Directive
Filter the data for lines with the word "若发送的", then copy every line so identified.

== Data extract ==

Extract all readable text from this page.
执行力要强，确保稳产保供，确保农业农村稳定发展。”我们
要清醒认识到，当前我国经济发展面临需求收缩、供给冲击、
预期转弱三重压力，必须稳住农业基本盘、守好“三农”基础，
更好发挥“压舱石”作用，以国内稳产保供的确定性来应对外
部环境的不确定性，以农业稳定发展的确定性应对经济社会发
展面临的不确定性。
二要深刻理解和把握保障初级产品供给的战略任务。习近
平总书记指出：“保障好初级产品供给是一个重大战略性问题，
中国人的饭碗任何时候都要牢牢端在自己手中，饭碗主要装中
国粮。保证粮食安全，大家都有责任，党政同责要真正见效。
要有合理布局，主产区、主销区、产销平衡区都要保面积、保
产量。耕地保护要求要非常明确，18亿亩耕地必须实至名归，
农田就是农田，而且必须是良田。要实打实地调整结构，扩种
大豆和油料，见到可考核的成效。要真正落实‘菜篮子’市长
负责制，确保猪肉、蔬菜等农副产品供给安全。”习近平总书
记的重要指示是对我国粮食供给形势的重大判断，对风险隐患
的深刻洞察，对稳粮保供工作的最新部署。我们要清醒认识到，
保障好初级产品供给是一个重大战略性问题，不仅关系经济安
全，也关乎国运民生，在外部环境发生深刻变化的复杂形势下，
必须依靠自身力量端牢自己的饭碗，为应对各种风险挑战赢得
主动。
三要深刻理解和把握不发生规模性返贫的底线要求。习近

===
== Data extract ==

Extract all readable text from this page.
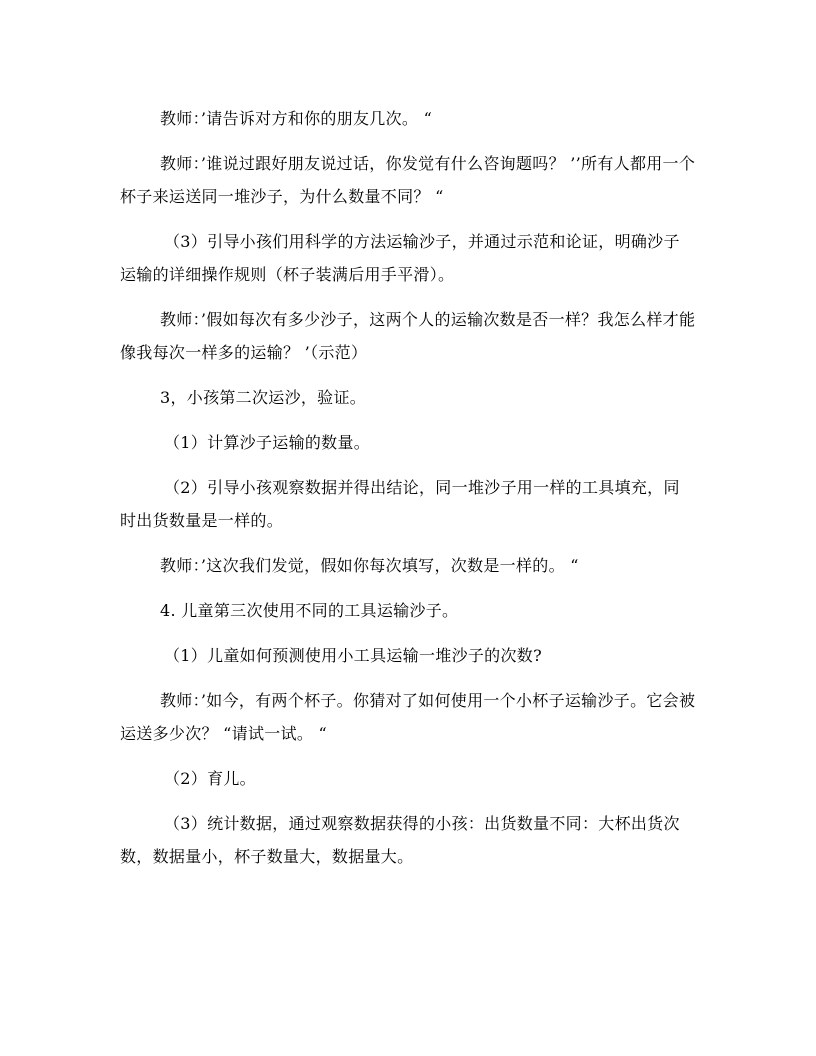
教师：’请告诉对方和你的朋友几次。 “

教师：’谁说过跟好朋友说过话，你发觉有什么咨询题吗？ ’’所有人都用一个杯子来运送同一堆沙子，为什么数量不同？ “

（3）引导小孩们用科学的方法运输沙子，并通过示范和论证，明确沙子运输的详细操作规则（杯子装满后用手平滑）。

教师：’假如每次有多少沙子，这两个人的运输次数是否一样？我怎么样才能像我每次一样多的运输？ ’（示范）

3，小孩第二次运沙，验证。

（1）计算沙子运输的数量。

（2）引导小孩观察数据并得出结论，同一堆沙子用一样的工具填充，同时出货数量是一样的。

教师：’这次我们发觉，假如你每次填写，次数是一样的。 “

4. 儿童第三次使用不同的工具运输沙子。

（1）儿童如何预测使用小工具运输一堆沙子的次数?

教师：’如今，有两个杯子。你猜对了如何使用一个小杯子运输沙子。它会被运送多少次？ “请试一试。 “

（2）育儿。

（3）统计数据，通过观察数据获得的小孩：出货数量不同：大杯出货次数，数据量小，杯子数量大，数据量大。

===
== Data extract ==

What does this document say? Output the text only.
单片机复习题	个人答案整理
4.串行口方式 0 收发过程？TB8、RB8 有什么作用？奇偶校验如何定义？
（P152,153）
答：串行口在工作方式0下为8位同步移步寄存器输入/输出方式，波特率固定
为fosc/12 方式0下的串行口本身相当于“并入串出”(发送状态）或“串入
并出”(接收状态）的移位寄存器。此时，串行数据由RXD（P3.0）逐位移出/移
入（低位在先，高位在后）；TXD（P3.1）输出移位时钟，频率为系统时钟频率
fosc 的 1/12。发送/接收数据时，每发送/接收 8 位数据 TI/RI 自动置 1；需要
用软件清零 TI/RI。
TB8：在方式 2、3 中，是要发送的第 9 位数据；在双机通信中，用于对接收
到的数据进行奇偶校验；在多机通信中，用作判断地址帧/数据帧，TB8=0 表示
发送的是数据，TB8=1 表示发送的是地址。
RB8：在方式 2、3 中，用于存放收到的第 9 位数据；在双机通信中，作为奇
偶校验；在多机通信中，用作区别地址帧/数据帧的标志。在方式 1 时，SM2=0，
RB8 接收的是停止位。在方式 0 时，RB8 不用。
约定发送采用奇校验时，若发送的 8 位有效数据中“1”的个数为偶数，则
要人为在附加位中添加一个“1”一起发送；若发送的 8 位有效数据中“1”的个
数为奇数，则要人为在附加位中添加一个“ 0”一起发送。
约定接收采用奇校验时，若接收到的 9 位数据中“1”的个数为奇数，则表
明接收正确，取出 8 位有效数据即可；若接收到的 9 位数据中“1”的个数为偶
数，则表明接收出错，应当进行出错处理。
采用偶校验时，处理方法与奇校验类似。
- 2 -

===

Result below
约定发送采用奇校验时，若发送的 8 位有效数据中“1”的个数为偶数，则
要人为在附加位中添加一个“1”一起发送；若发送的 8 位有效数据中“1”的个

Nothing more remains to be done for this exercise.